Search the data for the word "this". Reproduce every line where it is found.

Entries provided>
** Start **
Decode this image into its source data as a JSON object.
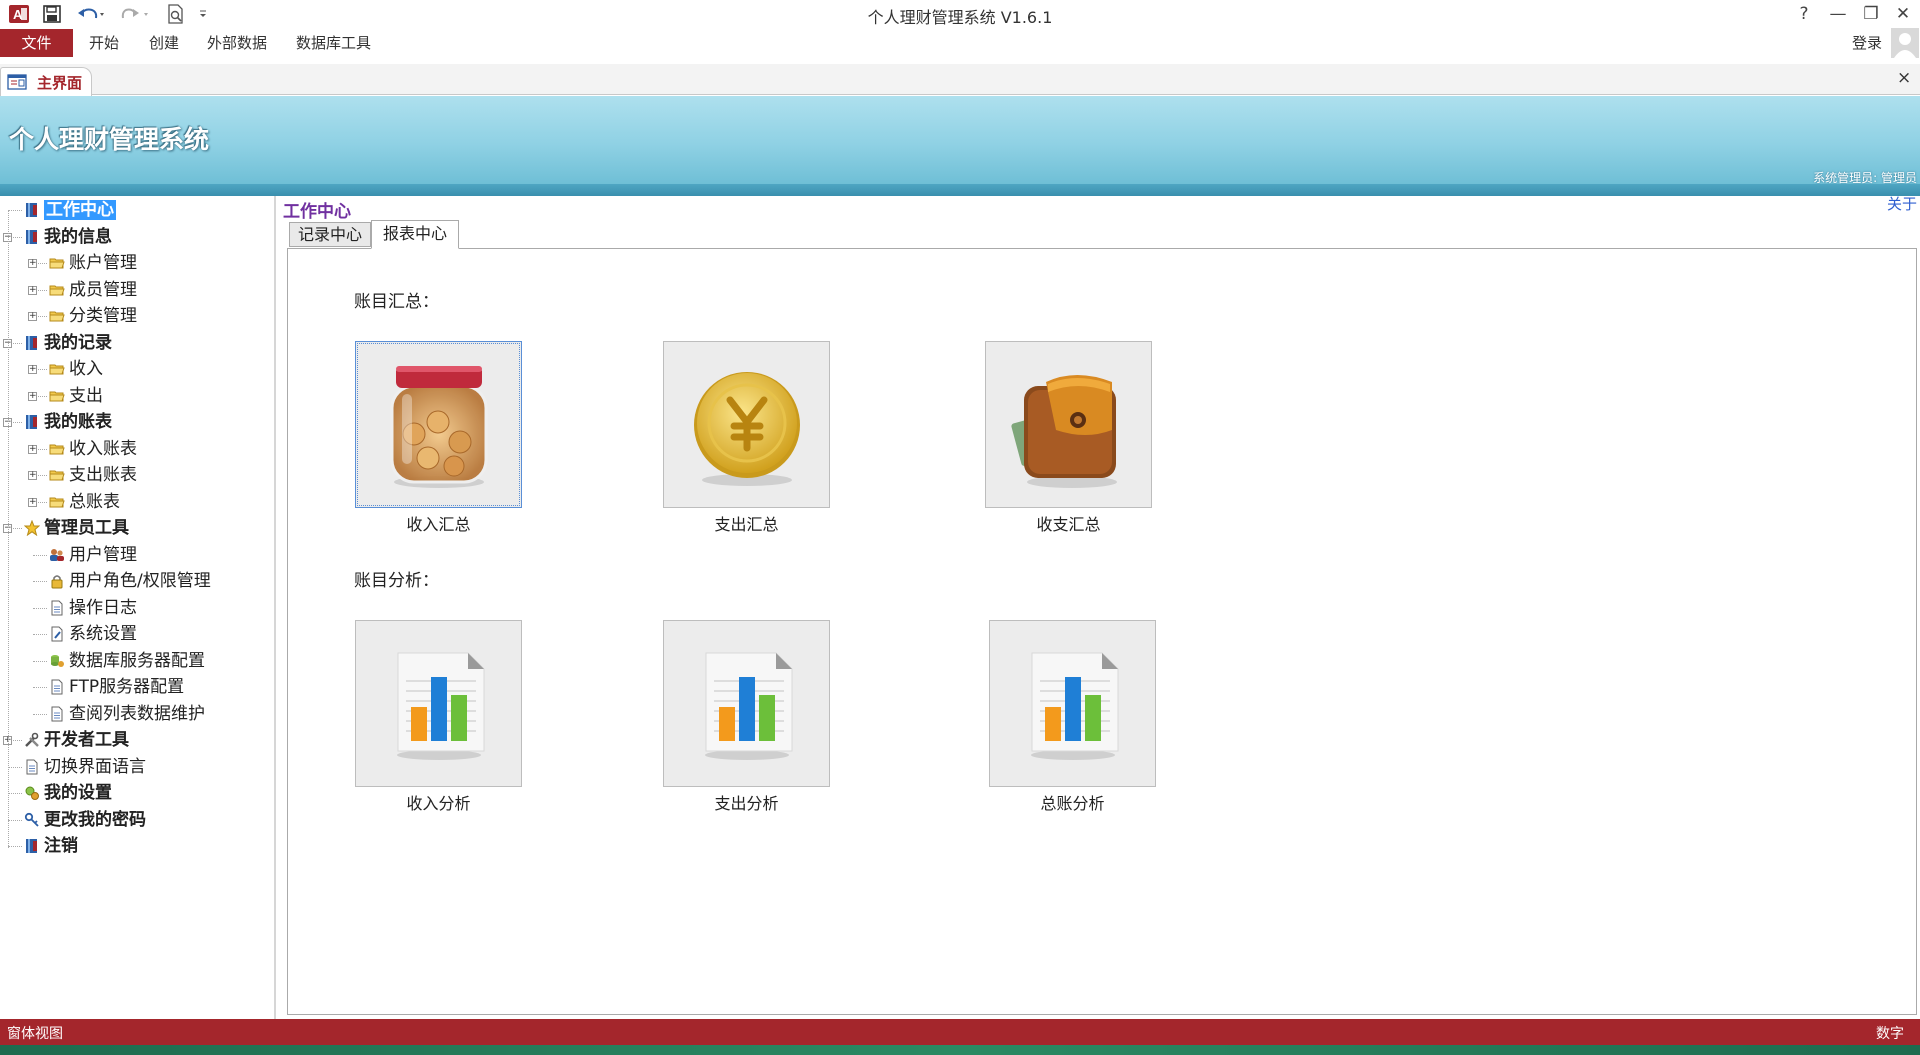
{
  "window": {
    "title": "个人理财管理系统 V1.6.1",
    "help": "?",
    "minimize": "—",
    "restore": "❐",
    "close": "✕"
  },
  "ribbon": {
    "file": "文件",
    "tabs": [
      "开始",
      "创建",
      "外部数据",
      "数据库工具"
    ],
    "login": "登录"
  },
  "doc_tab": {
    "label": "主界面",
    "close": "×"
  },
  "header": {
    "app_title": "个人理财管理系统",
    "user_info": "系统管理员: 管理员"
  },
  "tree": {
    "nodes": [
      {
        "label": "工作中心",
        "icon": "book-icon",
        "level": 0,
        "selected": true
      },
      {
        "label": "我的信息",
        "icon": "book-icon",
        "level": 0,
        "expanded": true
      },
      {
        "label": "账户管理",
        "icon": "folder-icon",
        "level": 1
      },
      {
        "label": "成员管理",
        "icon": "folder-icon",
        "level": 1
      },
      {
        "label": "分类管理",
        "icon": "folder-icon",
        "level": 1
      },
      {
        "label": "我的记录",
        "icon": "book-icon",
        "level": 0,
        "expanded": true
      },
      {
        "label": "收入",
        "icon": "folder-icon",
        "level": 1
      },
      {
        "label": "支出",
        "icon": "folder-icon",
        "level": 1
      },
      {
        "label": "我的账表",
        "icon": "book-icon",
        "level": 0,
        "expanded": true
      },
      {
        "label": "收入账表",
        "icon": "folder-icon",
        "level": 1
      },
      {
        "label": "支出账表",
        "icon": "folder-icon",
        "level": 1
      },
      {
        "label": "总账表",
        "icon": "folder-icon",
        "level": 1
      },
      {
        "label": "管理员工具",
        "icon": "star-icon",
        "level": 0,
        "expanded": true
      },
      {
        "label": "用户管理",
        "icon": "users-icon",
        "level": 1
      },
      {
        "label": "用户角色/权限管理",
        "icon": "lock-icon",
        "level": 1
      },
      {
        "label": "操作日志",
        "icon": "document-icon",
        "level": 1
      },
      {
        "label": "系统设置",
        "icon": "settings-doc-icon",
        "level": 1
      },
      {
        "label": "数据库服务器配置",
        "icon": "database-icon",
        "level": 1
      },
      {
        "label": "FTP服务器配置",
        "icon": "document-icon",
        "level": 1
      },
      {
        "label": "查阅列表数据维护",
        "icon": "document-icon",
        "level": 1
      },
      {
        "label": "开发者工具",
        "icon": "tools-icon",
        "level": 0,
        "expanded": false
      },
      {
        "label": "切换界面语言",
        "icon": "document-icon",
        "level": 0,
        "plain": true
      },
      {
        "label": "我的设置",
        "icon": "settings-icon",
        "level": 0
      },
      {
        "label": "更改我的密码",
        "icon": "key-icon",
        "level": 0
      },
      {
        "label": "注销",
        "icon": "book-icon",
        "level": 0
      }
    ]
  },
  "main": {
    "title": "工作中心",
    "about": "关于",
    "tabs": {
      "record": "记录中心",
      "report": "报表中心"
    },
    "summary_label": "账目汇总：",
    "analysis_label": "账目分析：",
    "summary_tiles": [
      {
        "label": "收入汇总",
        "icon": "coin-jar-icon"
      },
      {
        "label": "支出汇总",
        "icon": "yen-coin-icon"
      },
      {
        "label": "收支汇总",
        "icon": "wallet-icon"
      }
    ],
    "analysis_tiles": [
      {
        "label": "收入分析",
        "icon": "bar-chart-document-icon"
      },
      {
        "label": "支出分析",
        "icon": "bar-chart-document-icon"
      },
      {
        "label": "总账分析",
        "icon": "bar-chart-document-icon"
      }
    ]
  },
  "status": {
    "left": "窗体视图",
    "right": "数字"
  },
  "colors": {
    "accent": "#a4262c",
    "banner": "#8fd1e4",
    "selection": "#3399ff"
  }
}
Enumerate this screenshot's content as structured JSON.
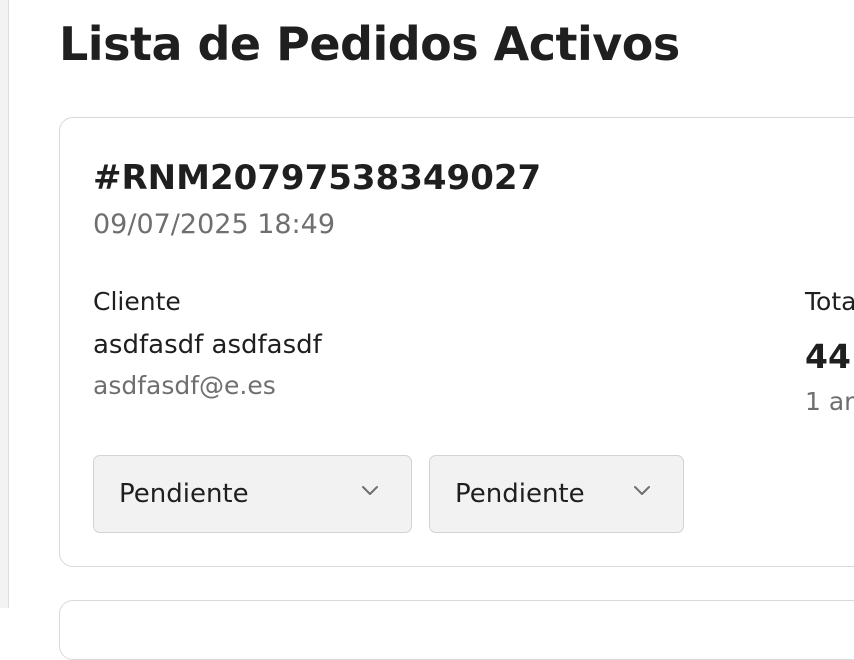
{
  "page": {
    "title": "Lista de Pedidos Activos"
  },
  "order": {
    "number": "#RNM20797538349027",
    "date": "09/07/2025 18:49",
    "customer": {
      "label": "Cliente",
      "name": "asdfasdf asdfasdf",
      "email": "asdfasdf@e.es"
    },
    "total": {
      "label": "Tota",
      "amount": "44.",
      "items": "1 ar"
    },
    "status_select": {
      "value": "Pendiente",
      "icon": "chevron-down-icon"
    },
    "payment_select": {
      "value": "Pendiente",
      "icon": "chevron-down-icon"
    }
  },
  "colors": {
    "text": "#1f1f1f",
    "muted": "#6f6f6f",
    "border": "#d9d9d9",
    "select_bg": "#f2f2f2"
  }
}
** End **
Completed task>
Decode this image into its source data as a JSON object.
Enumerate this screenshot's content as structured JSON.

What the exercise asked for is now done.